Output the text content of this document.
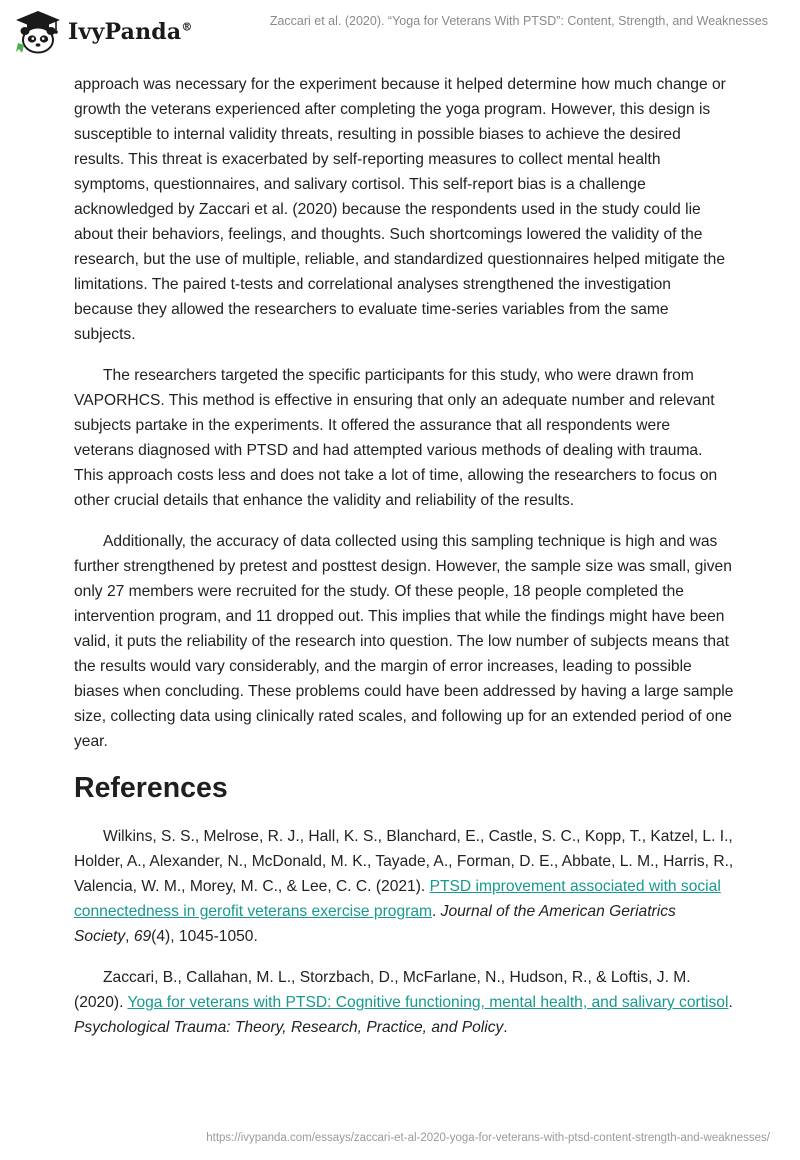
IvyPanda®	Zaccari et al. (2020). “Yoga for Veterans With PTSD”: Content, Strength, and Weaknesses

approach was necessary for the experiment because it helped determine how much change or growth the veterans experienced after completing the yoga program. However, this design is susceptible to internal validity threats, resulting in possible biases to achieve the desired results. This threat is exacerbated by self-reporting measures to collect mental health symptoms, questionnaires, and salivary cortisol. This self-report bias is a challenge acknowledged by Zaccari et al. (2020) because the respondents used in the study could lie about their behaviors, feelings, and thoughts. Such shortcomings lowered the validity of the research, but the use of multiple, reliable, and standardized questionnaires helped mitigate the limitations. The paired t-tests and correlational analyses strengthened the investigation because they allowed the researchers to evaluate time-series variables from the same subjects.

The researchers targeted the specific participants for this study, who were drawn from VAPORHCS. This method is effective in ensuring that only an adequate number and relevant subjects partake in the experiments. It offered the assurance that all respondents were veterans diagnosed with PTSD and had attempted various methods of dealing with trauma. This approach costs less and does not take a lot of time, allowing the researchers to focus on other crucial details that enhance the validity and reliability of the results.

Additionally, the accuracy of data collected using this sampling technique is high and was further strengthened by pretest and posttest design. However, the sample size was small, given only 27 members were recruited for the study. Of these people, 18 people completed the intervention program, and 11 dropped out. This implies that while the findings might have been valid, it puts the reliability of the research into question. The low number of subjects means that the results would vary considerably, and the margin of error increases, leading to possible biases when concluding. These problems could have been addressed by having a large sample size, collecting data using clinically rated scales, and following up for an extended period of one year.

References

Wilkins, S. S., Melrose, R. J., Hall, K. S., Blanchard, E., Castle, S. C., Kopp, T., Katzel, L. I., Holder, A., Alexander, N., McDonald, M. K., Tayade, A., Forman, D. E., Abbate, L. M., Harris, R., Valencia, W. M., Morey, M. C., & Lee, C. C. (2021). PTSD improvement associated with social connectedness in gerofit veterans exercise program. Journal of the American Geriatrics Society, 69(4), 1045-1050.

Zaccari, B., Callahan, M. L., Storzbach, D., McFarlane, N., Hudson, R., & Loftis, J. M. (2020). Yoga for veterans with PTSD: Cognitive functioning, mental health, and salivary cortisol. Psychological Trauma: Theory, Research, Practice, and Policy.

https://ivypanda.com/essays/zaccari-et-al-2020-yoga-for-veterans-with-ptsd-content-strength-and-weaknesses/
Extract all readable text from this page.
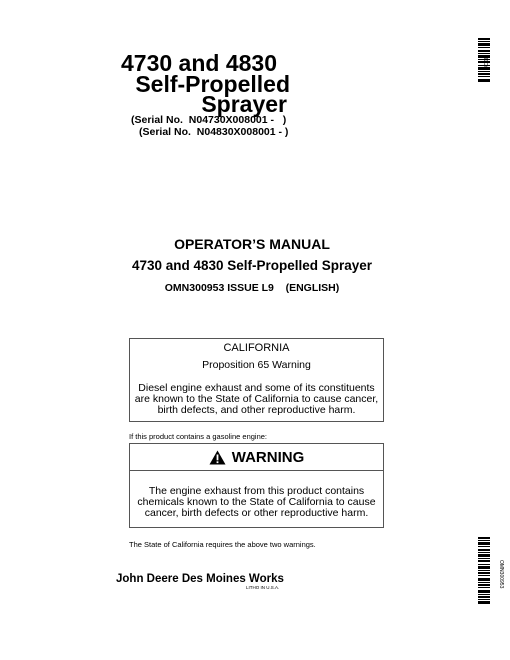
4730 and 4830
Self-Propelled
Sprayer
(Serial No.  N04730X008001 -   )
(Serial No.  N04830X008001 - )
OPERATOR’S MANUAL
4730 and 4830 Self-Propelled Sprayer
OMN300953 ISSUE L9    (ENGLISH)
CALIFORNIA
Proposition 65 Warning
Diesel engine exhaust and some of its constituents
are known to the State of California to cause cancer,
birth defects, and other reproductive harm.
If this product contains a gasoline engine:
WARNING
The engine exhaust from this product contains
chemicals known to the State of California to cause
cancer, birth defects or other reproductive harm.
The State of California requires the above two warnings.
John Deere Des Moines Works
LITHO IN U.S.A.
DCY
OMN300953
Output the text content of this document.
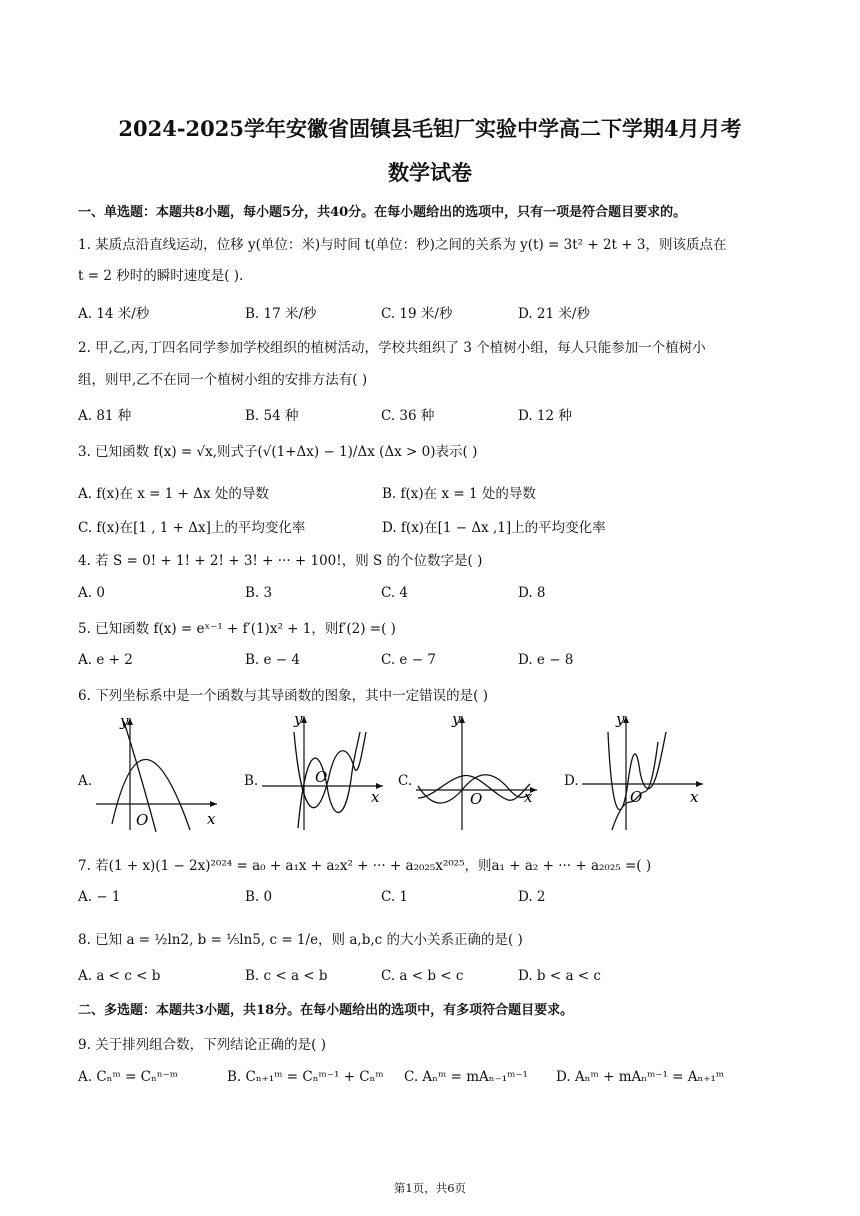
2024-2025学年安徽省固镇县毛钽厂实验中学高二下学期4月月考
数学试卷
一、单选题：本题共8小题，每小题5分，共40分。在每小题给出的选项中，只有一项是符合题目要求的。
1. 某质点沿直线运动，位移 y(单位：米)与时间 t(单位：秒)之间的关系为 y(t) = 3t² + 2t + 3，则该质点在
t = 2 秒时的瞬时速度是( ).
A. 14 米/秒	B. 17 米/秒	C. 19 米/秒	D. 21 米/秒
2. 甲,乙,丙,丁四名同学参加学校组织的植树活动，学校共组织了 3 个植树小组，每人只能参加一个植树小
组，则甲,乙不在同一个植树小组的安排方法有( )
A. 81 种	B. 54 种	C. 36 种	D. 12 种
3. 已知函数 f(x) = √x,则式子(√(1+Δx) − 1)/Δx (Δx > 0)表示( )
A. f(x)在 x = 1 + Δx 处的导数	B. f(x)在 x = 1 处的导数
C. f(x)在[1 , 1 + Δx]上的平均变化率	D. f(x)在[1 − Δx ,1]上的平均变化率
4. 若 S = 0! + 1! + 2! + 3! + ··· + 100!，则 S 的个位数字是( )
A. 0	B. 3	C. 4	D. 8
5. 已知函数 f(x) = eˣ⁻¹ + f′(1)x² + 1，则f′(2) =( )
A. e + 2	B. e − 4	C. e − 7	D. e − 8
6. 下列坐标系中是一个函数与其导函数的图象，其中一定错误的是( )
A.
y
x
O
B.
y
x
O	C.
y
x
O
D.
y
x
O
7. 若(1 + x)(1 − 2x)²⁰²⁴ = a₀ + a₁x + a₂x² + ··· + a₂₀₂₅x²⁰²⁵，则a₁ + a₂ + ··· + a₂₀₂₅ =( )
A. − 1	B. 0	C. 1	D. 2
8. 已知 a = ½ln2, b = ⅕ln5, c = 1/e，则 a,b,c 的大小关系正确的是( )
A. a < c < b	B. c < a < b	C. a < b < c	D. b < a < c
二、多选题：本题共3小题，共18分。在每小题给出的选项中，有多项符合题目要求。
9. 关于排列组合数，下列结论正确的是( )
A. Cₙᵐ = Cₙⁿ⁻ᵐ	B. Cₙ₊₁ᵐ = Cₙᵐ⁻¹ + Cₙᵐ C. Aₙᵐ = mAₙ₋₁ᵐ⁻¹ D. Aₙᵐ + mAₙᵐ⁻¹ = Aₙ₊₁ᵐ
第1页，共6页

★ ★ ★ ★ ★

• Instructions to follow
From the listing, tally every line with the word "that" in it and give only the tally.

• Answer to the task
2